── Page excerpt ──

In 2022 with super funds down on average 5% and inflation close to 8%, the spending power of members has gone backwards by 13%. Not so easy now.

Inflation could settle at 3-4%

We expect US inflation will fall soon and Australia will follow by mid-2023.

“Risk markets may take some encouragement from this, but inflation is likely to remain around 3-4%.

“Goods prices may fall — or even go negative — but inflation on services will remain stubbornly high.

The markets may look for rate cuts, but inflation could prevent that. At least rates will stop rising. “

In this environment investors need the defensiveness of bonds, which have now restored their insurance credentials after this year’s hits, says Hext.

“My recommendation would be to buy inflation-linked bonds.

Returns from inflation-linked bonds are adjusted for inflation, allowing investors to protect real returns.

They’re not popular in Australia, which is something of a mystery to Hext.

───
── Supplied entries ──

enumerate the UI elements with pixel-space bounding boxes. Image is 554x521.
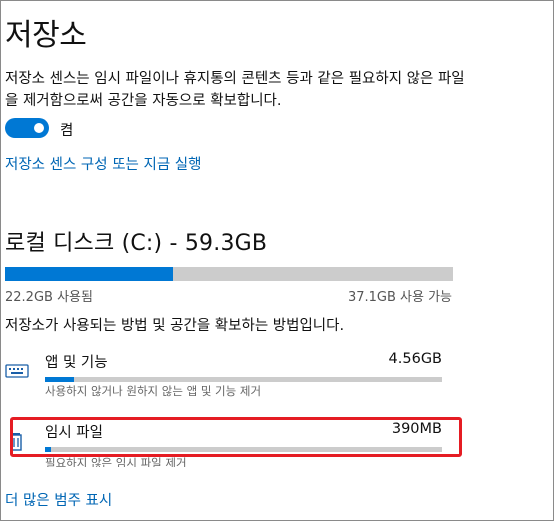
storage-sense-description: 저장소 센스는 임시 파일이나 휴지통의 콘텐츠 등과 같은 필요하지 않은 파… [5, 71, 465, 109]
highlight-box [10, 417, 462, 457]
disk-usage-fill [5, 267, 173, 281]
page-title: 저장소 [5, 18, 87, 53]
category-apps-features[interactable]: 앱 및 기능 4.56GB 사용하지 않거나 원하지 않는 앱 및 기능 제거 [0, 351, 470, 411]
storage-intro-text: 저장소가 사용되는 방법 및 공간을 확보하는 방법입니다. [5, 318, 345, 334]
disk-title: 로컬 디스크 (C:) - 59.3GB [5, 231, 268, 256]
disk-used-label: 22.2GB 사용됨 [5, 290, 93, 305]
configure-storage-sense-link[interactable]: 저장소 센스 구성 또는 지금 실행 [5, 153, 201, 174]
show-more-categories-link[interactable]: 더 많은 범주 표시 [5, 489, 112, 510]
category-usage-bar [45, 377, 442, 382]
category-name: 앱 및 기능 [45, 355, 108, 371]
category-size: 4.56GB [388, 351, 442, 367]
storage-sense-toggle[interactable] [5, 118, 49, 138]
disk-free-label: 37.1GB 사용 가능 [347, 290, 452, 305]
toggle-state-label: 켬 [60, 123, 74, 139]
toggle-knob [34, 123, 44, 133]
category-subtext: 사용하지 않거나 원하지 않는 앱 및 기능 제거 [45, 384, 262, 398]
keyboard-icon [5, 359, 29, 383]
disk-usage-bar [5, 267, 453, 281]
category-usage-fill [45, 377, 75, 382]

───

Written exercise 1: Repeat the inflation commentary word for word, everything from "The markets may" down to "buy inflation-linked bonds.".
Written exercise 2: List each distinct percentage figure mentioned in the inflation commentary, without repeating any.
Written exercise 3: Go on with the inflation commentary, starting after its final sentence.

Written answer 1:
The markets may look for rate cuts, but inflation could prevent that. At least rates will stop rising. “

In this environment investors need the defensiveness of bonds, which have now restored their insurance credentials after this year’s hits, says Hext.

“My recommendation would be to buy inflation-linked bonds.

Written answer 2:
5%
8%
13%
3-4%

Written answer 3:
“The mainstream investment community seems to prefer standard, nominal bonds — as evidenced by the nominal-only benchmark proposed for bonds in the Your Future Your Super guidelines.

“In my view this is poor policy, overlooking the benefit that inflation-linked bonds provide for retirees or those near retirement.”

While we enjoy summer in Australia, the wintertime blues of an energy-constrained northern hemisphere will mean summertime blues for markets in Australia.

About Tim Hext and Pendal’s Income & Fixed Interest boutique

Tim Hext is a Pendal portfolio manager and head of government bond strategies in our Income and Fixed Interest team.

Tim has extensive experience in banking, financial markets and funding including senior positions with NSW Treasury Corporation (TCorp), Westpac Treasury, Commonwealth Bank of Australia, Deutsche Bank, Bain & Co and Swiss Bank Corporation.

Pendal’s Income and Fixed Interest boutique is one of the most experienced and well-regarded fixed income teams in Australia.

The team won Lonsec’s Active Fixed Income Fund of the Year award in 2021 and Zenith’s Australian Fixed Interest award in 2020.

Find out more about Pendal’s fixed interest strategies here

About Pendal Group

Pendal is an independent, global investment management business focused on delivering superior investment returns for our clients through active management.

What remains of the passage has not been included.